** Start **

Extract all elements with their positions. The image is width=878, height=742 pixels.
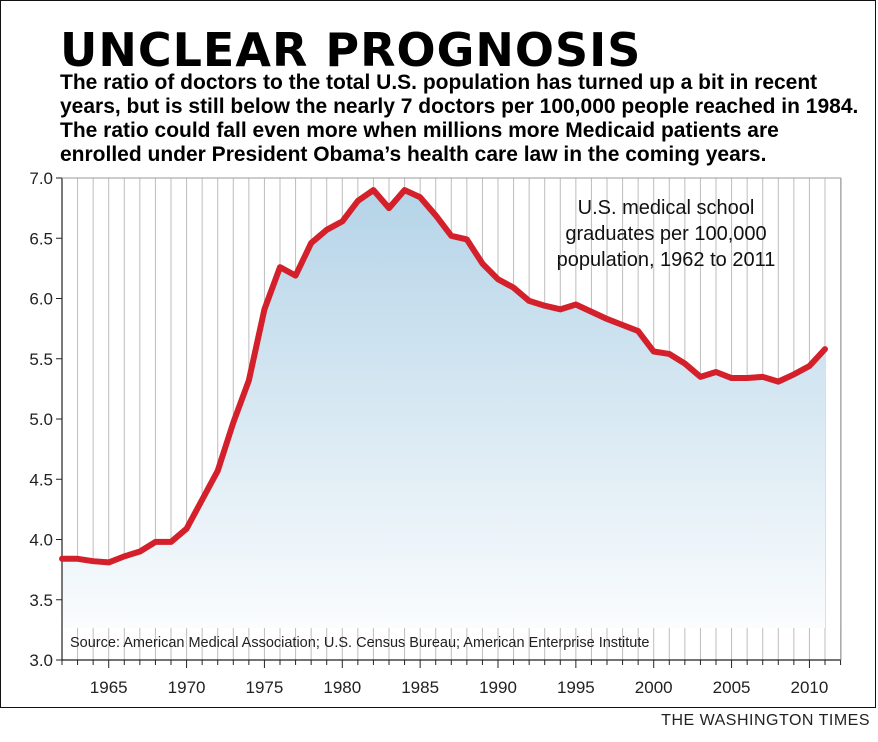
data-point — [356, 199, 360, 203]
data-point — [590, 310, 593, 313]
y-tick-label: 5.0 — [29, 410, 53, 429]
y-tick-label: 4.0 — [29, 531, 53, 550]
data-point — [792, 373, 796, 376]
series-line — [59, 187, 828, 566]
y-tick-label: 5.5 — [29, 350, 53, 369]
y-tick-label: 3.0 — [29, 651, 53, 670]
data-point — [559, 308, 562, 311]
data-point — [605, 317, 609, 321]
annotation-line: population, 1962 to 2011 — [557, 249, 776, 271]
x-tick-label: 2000 — [635, 678, 673, 697]
y-tick-label: 6.0 — [29, 290, 53, 309]
data-point — [341, 220, 344, 223]
data-point — [543, 304, 546, 307]
annotation-line: U.S. medical school — [578, 197, 755, 219]
x-tick-label: 1965 — [90, 678, 128, 697]
x-tick-label: 1970 — [168, 678, 206, 697]
data-point — [263, 308, 266, 311]
x-tick-label: 2005 — [713, 678, 751, 697]
data-point — [60, 557, 64, 560]
data-point — [761, 375, 764, 379]
x-tick-label: 1975 — [246, 678, 284, 697]
data-point — [309, 241, 313, 245]
data-point — [232, 421, 235, 424]
data-point — [418, 196, 422, 199]
data-point — [574, 303, 578, 306]
data-point — [699, 375, 702, 379]
data-point — [138, 550, 142, 553]
data-point — [403, 188, 406, 192]
data-point — [465, 238, 469, 241]
chart-subtitle: The ratio of doctors to the total U.S. p… — [60, 71, 859, 166]
x-tick-label: 1995 — [557, 678, 595, 697]
data-point — [777, 380, 780, 383]
data-point — [730, 376, 733, 380]
data-point — [200, 498, 204, 501]
y-tick-label: 4.5 — [29, 470, 53, 489]
data-point — [123, 555, 126, 558]
data-point — [714, 370, 718, 374]
x-tick-label: 1980 — [323, 678, 361, 697]
x-tick-label: 1985 — [401, 678, 439, 697]
data-point — [512, 286, 515, 289]
data-point — [450, 234, 453, 238]
data-point — [808, 364, 811, 368]
data-point — [823, 347, 827, 351]
data-point — [294, 274, 297, 277]
data-point — [527, 299, 531, 303]
data-point — [107, 561, 110, 564]
data-point — [185, 527, 188, 530]
area-fill — [62, 190, 825, 661]
data-point — [683, 362, 687, 365]
y-tick-label: 7.0 — [29, 169, 53, 188]
x-tick-label: 1990 — [479, 678, 517, 697]
y-tick-label: 3.5 — [29, 591, 53, 610]
data-point — [496, 278, 500, 281]
data-point — [278, 265, 282, 269]
data-point — [434, 214, 437, 217]
data-point — [216, 469, 219, 473]
data-point — [481, 262, 484, 265]
data-point — [652, 350, 655, 353]
data-point — [154, 540, 157, 544]
data-point — [76, 557, 79, 560]
data-point — [372, 188, 375, 192]
annotation-line: graduates per 100,000 — [565, 223, 766, 245]
x-tick-label: 2010 — [791, 678, 829, 697]
data-point — [636, 329, 640, 333]
chart-frame — [0, 0, 876, 708]
publisher-credit: THE WASHINGTON TIMES — [661, 712, 870, 729]
source-note: Source: American Medical Association; U.… — [70, 635, 649, 651]
data-point — [745, 376, 749, 380]
y-tick-label: 6.5 — [29, 229, 53, 248]
data-point — [91, 559, 95, 563]
data-point — [621, 323, 624, 327]
data-point — [387, 206, 391, 210]
data-point — [169, 540, 173, 544]
data-point — [325, 228, 328, 232]
data-point — [668, 352, 671, 356]
data-point — [247, 379, 251, 382]
chart-title: UNCLEAR PROGNOSIS — [60, 23, 642, 77]
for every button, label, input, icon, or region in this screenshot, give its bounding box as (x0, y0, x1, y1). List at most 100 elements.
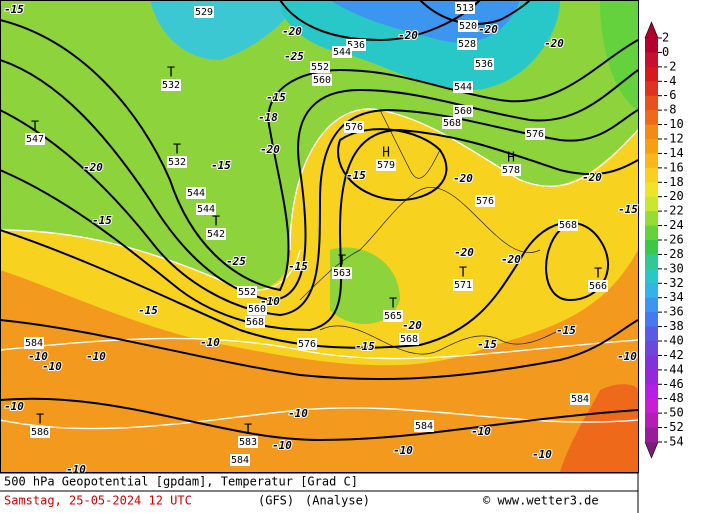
height-label: 576 (345, 122, 363, 133)
height-label: 520 (459, 21, 477, 32)
temperature-label: -20 (501, 253, 521, 266)
height-label: 552 (311, 62, 329, 73)
temperature-label: -20 (582, 171, 602, 184)
height-label: 544 (333, 47, 351, 58)
temperature-label: -15 (4, 3, 24, 16)
center-value-box (25, 133, 45, 145)
legend-swatch (645, 413, 658, 429)
temperature-label: -20 (83, 161, 103, 174)
legend-swatch (645, 52, 658, 68)
center-value: 578 (502, 165, 520, 176)
legend-label: -26 (662, 233, 684, 247)
height-label-box (247, 303, 267, 315)
center-value-box (588, 280, 608, 292)
temperature-label: -15 (138, 304, 158, 317)
temperature-label: -10 (28, 350, 48, 363)
temperature-label: -15 (618, 203, 638, 216)
legend-swatch (645, 369, 658, 385)
height-label: 536 (475, 59, 493, 70)
center-value-box (161, 79, 181, 91)
legend-label: 2 (662, 31, 669, 45)
height-label: 544 (454, 82, 472, 93)
legend-label: -38 (662, 319, 684, 333)
temperature-label: -15 (92, 214, 112, 227)
legend-label: -2 (662, 59, 676, 73)
height-label: 568 (443, 118, 461, 129)
legend-swatch (645, 384, 658, 400)
legend-label: -28 (662, 247, 684, 261)
height-label-box (453, 105, 473, 117)
footer: 500 hPa Geopotential [gpdam], Temperatur… (0, 472, 639, 513)
center-symbol: T (459, 266, 467, 281)
geopotential-contours (0, 0, 639, 442)
temperature-label: -10 (393, 444, 413, 457)
legend-swatch (645, 110, 658, 126)
center-symbol: H (382, 146, 390, 161)
legend-swatch (645, 225, 658, 241)
temperature-label: -15 (556, 324, 576, 337)
height-label-box (194, 6, 214, 18)
legend-swatch (645, 355, 658, 371)
legend-label: -22 (662, 204, 684, 218)
legend-swatch (645, 312, 658, 328)
legend-swatch (645, 167, 658, 183)
height-label: 560 (248, 304, 266, 315)
legend-label: -36 (662, 305, 684, 319)
legend-swatch (645, 95, 658, 111)
legend-swatch (645, 124, 658, 140)
center-value-box (332, 267, 352, 279)
height-label-box (414, 420, 434, 432)
height-label-box (570, 393, 590, 405)
temperature-label: -10 (532, 448, 552, 461)
legend-swatch (645, 398, 658, 414)
height-label: 584 (571, 394, 589, 405)
temperature-label: -10 (617, 350, 637, 363)
temperature-label: -20 (260, 143, 280, 156)
center-symbol: T (389, 297, 397, 312)
legend-label: -46 (662, 377, 684, 391)
temperature-label: -15 (211, 159, 231, 172)
height-label: 576 (298, 339, 316, 350)
legend-label: -18 (662, 175, 684, 189)
temperature-label: -20 (544, 37, 564, 50)
center-value-box (238, 436, 258, 448)
center-value: 563 (333, 268, 351, 279)
legend-swatch (645, 268, 658, 284)
center-value-box (167, 156, 187, 168)
temperature-label: -25 (284, 50, 304, 63)
date: Samstag, 25-05-2024 12 UTC (4, 494, 192, 508)
center-value: 532 (168, 157, 186, 168)
height-label-box (442, 117, 462, 129)
height-label: 536 (347, 40, 365, 51)
temperature-label: -20 (398, 29, 418, 42)
copyright: © www.wetter3.de (483, 494, 599, 508)
height-label-box (196, 203, 216, 215)
legend-label: -24 (662, 218, 684, 232)
center-value: 583 (239, 437, 257, 448)
legend-label: -14 (662, 146, 684, 160)
center-symbol: T (31, 120, 39, 135)
temperature-label: -10 (86, 350, 106, 363)
center-symbol: T (167, 66, 175, 81)
center-symbol: T (173, 143, 181, 158)
legend-swatch (645, 139, 658, 154)
center-symbol: H (507, 151, 515, 166)
temperature-label: -10 (4, 400, 24, 413)
height-label-box (475, 195, 495, 207)
temperature-label: -15 (355, 340, 375, 353)
temperature-label: -18 (258, 111, 278, 124)
legend-label: -40 (662, 334, 684, 348)
height-label-box (558, 219, 578, 231)
center-symbol: T (244, 423, 252, 438)
height-label: 584 (25, 338, 43, 349)
center-value: 547 (26, 134, 44, 145)
center-value-box (453, 279, 473, 291)
height-label-box (457, 38, 477, 50)
center-value: 586 (31, 427, 49, 438)
height-label: 584 (415, 421, 433, 432)
legend-label: -48 (662, 391, 684, 405)
legend-swatch (645, 427, 658, 443)
center-value: 565 (384, 311, 402, 322)
height-label: 568 (246, 317, 264, 328)
legend-label: -10 (662, 117, 684, 131)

** End **

Recast the material as a Markdown table with the columns Row and Text, starting with the line that contains "data-point — [356, 199, 360, 203]" and going on through the line that contains "data-point — [823, 347, 827, 351]". Give each line its own numbered row and leave out blank lines.

| Row | Text |
|---|---|
| 1 | data-point — [356, 199, 360, 203] |
| 2 | data-point — [590, 310, 593, 313] |
| 3 | y-tick-label: 5.0 — [29, 410, 53, 429] |
| 4 | y-tick-label: 4.0 — [29, 531, 53, 550] |
| 5 | data-point — [792, 373, 796, 376] |
| 6 | series-line — [59, 187, 828, 566] |
| 7 | y-tick-label: 5.5 — [29, 350, 53, 369] |
| 8 | y-tick-label: 3.0 — [29, 651, 53, 670] |
| 9 | data-point — [559, 308, 562, 311] |
| 10 | data-point — [605, 317, 609, 321] |
| 11 | annotation-line: population, 1962 to 2011 — [557, 249, 776, 271] |
| 12 | x-tick-label: 2000 — [635, 678, 673, 697] |
| 13 | y-tick-label: 6.0 — [29, 290, 53, 309] |
| 14 | data-point — [341, 220, 344, 223] |
| 15 | data-point — [543, 304, 546, 307] |
| 16 | annotation-line: U.S. medical school — [578, 197, 755, 219] |
| 17 | x-tick-label: 1965 — [90, 678, 128, 697] |
| 18 | x-tick-label: 1970 — [168, 678, 206, 697] |
| 19 | data-point — [263, 308, 266, 311] |
| 20 | x-tick-label: 2005 — [713, 678, 751, 697] |
| 21 | data-point — [60, 557, 64, 560] |
| 22 | data-point — [761, 375, 764, 379] |
| 23 | x-tick-label: 1975 — [246, 678, 284, 697] |
| 24 | data-point — [309, 241, 313, 245] |
| 25 | data-point — [232, 421, 235, 424] |
| 26 | data-point — [418, 196, 422, 199] |
| 27 | data-point — [574, 303, 578, 306] |
| 28 | data-point — [699, 375, 702, 379] |
| 29 | data-point — [138, 550, 142, 553] |
| 30 | data-point — [403, 188, 406, 192] |
| 31 | data-point — [465, 238, 469, 241] |
| 32 | chart-subtitle: The ratio of doctors to the total U.S. p… — [60, 71, 859, 166] |
| 33 | x-tick-label: 1995 — [557, 678, 595, 697] |
| 34 | data-point — [777, 380, 780, 383] |
| 35 | data-point — [730, 376, 733, 380] |
| 36 | data-point — [200, 498, 204, 501] |
| 37 | y-tick-label: 4.5 — [29, 470, 53, 489] |
| 38 | data-point — [123, 555, 126, 558] |
| 39 | data-point — [714, 370, 718, 374] |
| 40 | x-tick-label: 1980 — [323, 678, 361, 697] |
| 41 | x-tick-label: 1985 — [401, 678, 439, 697] |
| 42 | data-point — [512, 286, 515, 289] |
| 43 | data-point — [450, 234, 453, 238] |
| 44 | data-point — [808, 364, 811, 368] |
| 45 | data-point — [823, 347, 827, 351] |